List all lines of the data that include the string "Bannerbear".

### Records
--- START ---

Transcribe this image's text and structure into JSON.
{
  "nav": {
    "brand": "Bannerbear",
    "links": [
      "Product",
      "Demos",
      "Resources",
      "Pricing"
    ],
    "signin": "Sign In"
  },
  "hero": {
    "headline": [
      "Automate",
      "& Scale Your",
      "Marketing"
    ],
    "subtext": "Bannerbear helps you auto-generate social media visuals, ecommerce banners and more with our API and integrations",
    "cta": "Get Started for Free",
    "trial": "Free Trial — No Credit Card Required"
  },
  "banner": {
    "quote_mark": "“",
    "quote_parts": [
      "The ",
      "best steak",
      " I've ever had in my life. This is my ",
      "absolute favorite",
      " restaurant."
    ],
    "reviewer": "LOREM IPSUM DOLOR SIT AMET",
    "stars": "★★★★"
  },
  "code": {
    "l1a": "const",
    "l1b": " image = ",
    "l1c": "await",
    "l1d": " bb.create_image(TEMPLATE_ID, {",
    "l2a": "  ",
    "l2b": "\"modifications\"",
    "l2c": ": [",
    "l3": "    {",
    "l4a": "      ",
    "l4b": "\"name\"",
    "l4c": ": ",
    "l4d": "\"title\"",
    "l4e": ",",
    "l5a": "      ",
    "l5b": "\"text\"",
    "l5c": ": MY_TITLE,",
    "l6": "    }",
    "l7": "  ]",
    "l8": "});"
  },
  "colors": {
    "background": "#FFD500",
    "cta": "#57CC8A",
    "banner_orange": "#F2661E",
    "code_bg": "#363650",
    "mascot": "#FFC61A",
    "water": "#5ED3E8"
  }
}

--- END ---

### RESPONSE TO THE EXERCISE
    "brand": "Bannerbear",
    "subtext": "Bannerbear helps you auto-generate social media visuals, ecommerce banners and more with our API and integrations",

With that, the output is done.